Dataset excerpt
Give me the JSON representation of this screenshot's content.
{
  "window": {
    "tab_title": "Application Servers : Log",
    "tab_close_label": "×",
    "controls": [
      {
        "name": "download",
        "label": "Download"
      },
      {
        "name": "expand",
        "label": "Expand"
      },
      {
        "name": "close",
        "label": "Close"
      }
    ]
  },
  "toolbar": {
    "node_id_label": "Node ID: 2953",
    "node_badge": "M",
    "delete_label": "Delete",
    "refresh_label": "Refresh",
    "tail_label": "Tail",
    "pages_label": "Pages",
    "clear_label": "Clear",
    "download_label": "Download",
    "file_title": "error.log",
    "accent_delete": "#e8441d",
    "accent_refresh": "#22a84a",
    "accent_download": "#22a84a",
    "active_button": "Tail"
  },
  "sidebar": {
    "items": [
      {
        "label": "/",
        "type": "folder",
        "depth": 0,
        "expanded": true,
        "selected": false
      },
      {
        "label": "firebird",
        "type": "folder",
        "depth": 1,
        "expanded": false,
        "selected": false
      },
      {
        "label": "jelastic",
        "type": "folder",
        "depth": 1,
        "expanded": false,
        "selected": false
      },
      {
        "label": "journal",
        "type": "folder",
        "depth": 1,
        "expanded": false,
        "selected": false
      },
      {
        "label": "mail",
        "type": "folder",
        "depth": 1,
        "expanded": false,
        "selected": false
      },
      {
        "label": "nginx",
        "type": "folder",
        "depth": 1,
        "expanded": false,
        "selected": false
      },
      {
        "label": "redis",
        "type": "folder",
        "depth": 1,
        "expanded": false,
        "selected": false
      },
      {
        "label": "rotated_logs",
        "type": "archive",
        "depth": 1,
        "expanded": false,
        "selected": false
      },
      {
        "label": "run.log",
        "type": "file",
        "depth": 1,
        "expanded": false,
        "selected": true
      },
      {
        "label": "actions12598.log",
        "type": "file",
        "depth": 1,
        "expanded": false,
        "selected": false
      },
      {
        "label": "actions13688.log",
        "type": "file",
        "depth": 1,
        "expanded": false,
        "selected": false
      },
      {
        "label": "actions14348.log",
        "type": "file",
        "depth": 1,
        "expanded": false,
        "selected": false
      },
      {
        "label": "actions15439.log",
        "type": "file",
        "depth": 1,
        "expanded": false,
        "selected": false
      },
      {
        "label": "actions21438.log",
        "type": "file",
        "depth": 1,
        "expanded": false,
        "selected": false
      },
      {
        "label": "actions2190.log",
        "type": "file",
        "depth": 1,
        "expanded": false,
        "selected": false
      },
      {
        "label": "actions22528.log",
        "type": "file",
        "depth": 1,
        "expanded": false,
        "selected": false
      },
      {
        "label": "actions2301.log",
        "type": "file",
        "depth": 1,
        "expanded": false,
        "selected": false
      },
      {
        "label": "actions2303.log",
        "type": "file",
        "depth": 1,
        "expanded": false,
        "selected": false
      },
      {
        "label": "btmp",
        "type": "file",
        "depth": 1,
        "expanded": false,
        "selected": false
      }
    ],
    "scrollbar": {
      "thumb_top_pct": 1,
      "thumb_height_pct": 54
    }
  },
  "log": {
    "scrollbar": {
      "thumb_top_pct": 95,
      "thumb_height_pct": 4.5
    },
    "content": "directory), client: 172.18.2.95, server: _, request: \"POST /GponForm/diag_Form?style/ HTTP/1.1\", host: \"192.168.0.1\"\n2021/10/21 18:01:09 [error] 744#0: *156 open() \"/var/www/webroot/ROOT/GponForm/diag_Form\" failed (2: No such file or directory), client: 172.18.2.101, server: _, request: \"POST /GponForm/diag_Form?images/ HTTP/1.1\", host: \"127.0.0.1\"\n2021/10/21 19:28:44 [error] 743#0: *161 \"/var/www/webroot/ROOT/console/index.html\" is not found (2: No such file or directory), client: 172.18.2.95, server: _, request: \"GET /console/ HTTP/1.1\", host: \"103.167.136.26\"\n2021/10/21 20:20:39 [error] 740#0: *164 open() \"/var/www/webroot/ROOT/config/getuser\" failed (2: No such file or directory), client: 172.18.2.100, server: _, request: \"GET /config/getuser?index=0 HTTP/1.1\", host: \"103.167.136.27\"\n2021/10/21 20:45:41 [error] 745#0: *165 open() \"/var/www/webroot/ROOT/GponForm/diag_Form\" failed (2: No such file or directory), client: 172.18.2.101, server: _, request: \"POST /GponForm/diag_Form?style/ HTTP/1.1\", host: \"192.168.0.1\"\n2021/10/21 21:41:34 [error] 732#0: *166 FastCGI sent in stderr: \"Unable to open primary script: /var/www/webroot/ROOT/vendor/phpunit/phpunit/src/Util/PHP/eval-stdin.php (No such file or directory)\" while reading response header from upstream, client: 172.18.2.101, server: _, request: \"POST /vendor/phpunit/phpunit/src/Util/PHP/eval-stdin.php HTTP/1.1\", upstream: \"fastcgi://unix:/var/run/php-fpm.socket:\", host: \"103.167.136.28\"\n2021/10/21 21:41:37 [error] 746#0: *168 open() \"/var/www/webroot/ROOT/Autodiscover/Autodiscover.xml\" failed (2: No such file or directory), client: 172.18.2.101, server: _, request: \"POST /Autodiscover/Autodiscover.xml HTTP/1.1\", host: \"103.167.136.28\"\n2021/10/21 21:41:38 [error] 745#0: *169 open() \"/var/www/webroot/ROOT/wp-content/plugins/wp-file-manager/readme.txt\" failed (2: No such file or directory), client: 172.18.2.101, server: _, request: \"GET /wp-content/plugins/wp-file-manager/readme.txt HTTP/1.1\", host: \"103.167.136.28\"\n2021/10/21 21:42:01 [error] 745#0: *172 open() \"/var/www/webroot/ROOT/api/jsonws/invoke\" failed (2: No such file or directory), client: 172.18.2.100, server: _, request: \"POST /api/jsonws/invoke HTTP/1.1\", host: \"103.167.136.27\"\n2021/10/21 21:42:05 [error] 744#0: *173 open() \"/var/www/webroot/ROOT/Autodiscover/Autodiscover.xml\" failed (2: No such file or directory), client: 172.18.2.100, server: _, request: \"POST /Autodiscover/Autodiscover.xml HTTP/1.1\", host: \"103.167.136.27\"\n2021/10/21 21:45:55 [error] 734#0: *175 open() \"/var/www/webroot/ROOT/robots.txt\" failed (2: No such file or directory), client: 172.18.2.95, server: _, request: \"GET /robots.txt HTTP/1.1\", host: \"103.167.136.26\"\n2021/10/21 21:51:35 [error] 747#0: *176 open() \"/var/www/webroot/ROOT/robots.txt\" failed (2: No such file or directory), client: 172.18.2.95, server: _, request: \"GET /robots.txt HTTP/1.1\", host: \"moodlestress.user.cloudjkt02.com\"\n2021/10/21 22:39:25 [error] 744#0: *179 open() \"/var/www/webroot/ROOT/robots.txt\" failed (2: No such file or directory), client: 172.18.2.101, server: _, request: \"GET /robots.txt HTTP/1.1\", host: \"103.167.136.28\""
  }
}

* [Problem requirements] Extract all of the data exactly as written.

* [Result below]
Give me the JSON representation of this screenshot's content.
{
  "window": {
    "tab_title": "Application Servers : Log",
    "tab_close_label": "×",
    "controls": [
      {
        "name": "download",
        "label": "Download"
      },
      {
        "name": "expand",
        "label": "Expand"
      },
      {
        "name": "close",
        "label": "Close"
      }
    ]
  },
  "toolbar": {
    "node_id_label": "Node ID: 2953",
    "node_badge": "M",
    "delete_label": "Delete",
    "refresh_label": "Refresh",
    "tail_label": "Tail",
    "pages_label": "Pages",
    "clear_label": "Clear",
    "download_label": "Download",
    "file_title": "error.log",
    "accent_delete": "#e8441d",
    "accent_refresh": "#22a84a",
    "accent_download": "#22a84a",
    "active_button": "Tail"
  },
  "sidebar": {
    "items": [
      {
        "label": "/",
        "type": "folder",
        "depth": 0,
        "expanded": true,
        "selected": false
      },
      {
        "label": "firebird",
        "type": "folder",
        "depth": 1,
        "expanded": false,
        "selected": false
      },
      {
        "label": "jelastic",
        "type": "folder",
        "depth": 1,
        "expanded": false,
        "selected": false
      },
      {
        "label": "journal",
        "type": "folder",
        "depth": 1,
        "expanded": false,
        "selected": false
      },
      {
        "label": "mail",
        "type": "folder",
        "depth": 1,
        "expanded": false,
        "selected": false
      },
      {
        "label": "nginx",
        "type": "folder",
        "depth": 1,
        "expanded": false,
        "selected": false
      },
      {
        "label": "redis",
        "type": "folder",
        "depth": 1,
        "expanded": false,
        "selected": false
      },
      {
        "label": "rotated_logs",
        "type": "archive",
        "depth": 1,
        "expanded": false,
        "selected": false
      },
      {
        "label": "run.log",
        "type": "file",
        "depth": 1,
        "expanded": false,
        "selected": true
      },
      {
        "label": "actions12598.log",
        "type": "file",
        "depth": 1,
        "expanded": false,
        "selected": false
      },
      {
        "label": "actions13688.log",
        "type": "file",
        "depth": 1,
        "expanded": false,
        "selected": false
      },
      {
        "label": "actions14348.log",
        "type": "file",
        "depth": 1,
        "expanded": false,
        "selected": false
      },
      {
        "label": "actions15439.log",
        "type": "file",
        "depth": 1,
        "expanded": false,
        "selected": false
      },
      {
        "label": "actions21438.log",
        "type": "file",
        "depth": 1,
        "expanded": false,
        "selected": false
      },
      {
        "label": "actions2190.log",
        "type": "file",
        "depth": 1,
        "expanded": false,
        "selected": false
      },
      {
        "label": "actions22528.log",
        "type": "file",
        "depth": 1,
        "expanded": false,
        "selected": false
      },
      {
        "label": "actions2301.log",
        "type": "file",
        "depth": 1,
        "expanded": false,
        "selected": false
      },
      {
        "label": "actions2303.log",
        "type": "file",
        "depth": 1,
        "expanded": false,
        "selected": false
      },
      {
        "label": "btmp",
        "type": "file",
        "depth": 1,
        "expanded": false,
        "selected": false
      }
    ],
    "scrollbar": {
      "thumb_top_pct": 1,
      "thumb_height_pct": 54
    }
  },
  "log": {
    "scrollbar": {
      "thumb_top_pct": 95,
      "thumb_height_pct": 4.5
    },
    "content": "directory), client: 172.18.2.95, server: _, request: \"POST /GponForm/diag_Form?style/ HTTP/1.1\", host: \"192.168.0.1\"\n2021/10/21 18:01:09 [error] 744#0: *156 open() \"/var/www/webroot/ROOT/GponForm/diag_Form\" failed (2: No such file or directory), client: 172.18.2.101, server: _, request: \"POST /GponForm/diag_Form?images/ HTTP/1.1\", host: \"127.0.0.1\"\n2021/10/21 19:28:44 [error] 743#0: *161 \"/var/www/webroot/ROOT/console/index.html\" is not found (2: No such file or directory), client: 172.18.2.95, server: _, request: \"GET /console/ HTTP/1.1\", host: \"103.167.136.26\"\n2021/10/21 20:20:39 [error] 740#0: *164 open() \"/var/www/webroot/ROOT/config/getuser\" failed (2: No such file or directory), client: 172.18.2.100, server: _, request: \"GET /config/getuser?index=0 HTTP/1.1\", host: \"103.167.136.27\"\n2021/10/21 20:45:41 [error] 745#0: *165 open() \"/var/www/webroot/ROOT/GponForm/diag_Form\" failed (2: No such file or directory), client: 172.18.2.101, server: _, request: \"POST /GponForm/diag_Form?style/ HTTP/1.1\", host: \"192.168.0.1\"\n2021/10/21 21:41:34 [error] 732#0: *166 FastCGI sent in stderr: \"Unable to open primary script: /var/www/webroot/ROOT/vendor/phpunit/phpunit/src/Util/PHP/eval-stdin.php (No such file or directory)\" while reading response header from upstream, client: 172.18.2.101, server: _, request: \"POST /vendor/phpunit/phpunit/src/Util/PHP/eval-stdin.php HTTP/1.1\", upstream: \"fastcgi://unix:/var/run/php-fpm.socket:\", host: \"103.167.136.28\"\n2021/10/21 21:41:37 [error] 746#0: *168 open() \"/var/www/webroot/ROOT/Autodiscover/Autodiscover.xml\" failed (2: No such file or directory), client: 172.18.2.101, server: _, request: \"POST /Autodiscover/Autodiscover.xml HTTP/1.1\", host: \"103.167.136.28\"\n2021/10/21 21:41:38 [error] 745#0: *169 open() \"/var/www/webroot/ROOT/wp-content/plugins/wp-file-manager/readme.txt\" failed (2: No such file or directory), client: 172.18.2.101, server: _, request: \"GET /wp-content/plugins/wp-file-manager/readme.txt HTTP/1.1\", host: \"103.167.136.28\"\n2021/10/21 21:42:01 [error] 745#0: *172 open() \"/var/www/webroot/ROOT/api/jsonws/invoke\" failed (2: No such file or directory), client: 172.18.2.100, server: _, request: \"POST /api/jsonws/invoke HTTP/1.1\", host: \"103.167.136.27\"\n2021/10/21 21:42:05 [error] 744#0: *173 open() \"/var/www/webroot/ROOT/Autodiscover/Autodiscover.xml\" failed (2: No such file or directory), client: 172.18.2.100, server: _, request: \"POST /Autodiscover/Autodiscover.xml HTTP/1.1\", host: \"103.167.136.27\"\n2021/10/21 21:45:55 [error] 734#0: *175 open() \"/var/www/webroot/ROOT/robots.txt\" failed (2: No such file or directory), client: 172.18.2.95, server: _, request: \"GET /robots.txt HTTP/1.1\", host: \"103.167.136.26\"\n2021/10/21 21:51:35 [error] 747#0: *176 open() \"/var/www/webroot/ROOT/robots.txt\" failed (2: No such file or directory), client: 172.18.2.95, server: _, request: \"GET /robots.txt HTTP/1.1\", host: \"moodlestress.user.cloudjkt02.com\"\n2021/10/21 22:39:25 [error] 744#0: *179 open() \"/var/www/webroot/ROOT/robots.txt\" failed (2: No such file or directory), client: 172.18.2.101, server: _, request: \"GET /robots.txt HTTP/1.1\", host: \"103.167.136.28\""
  }
}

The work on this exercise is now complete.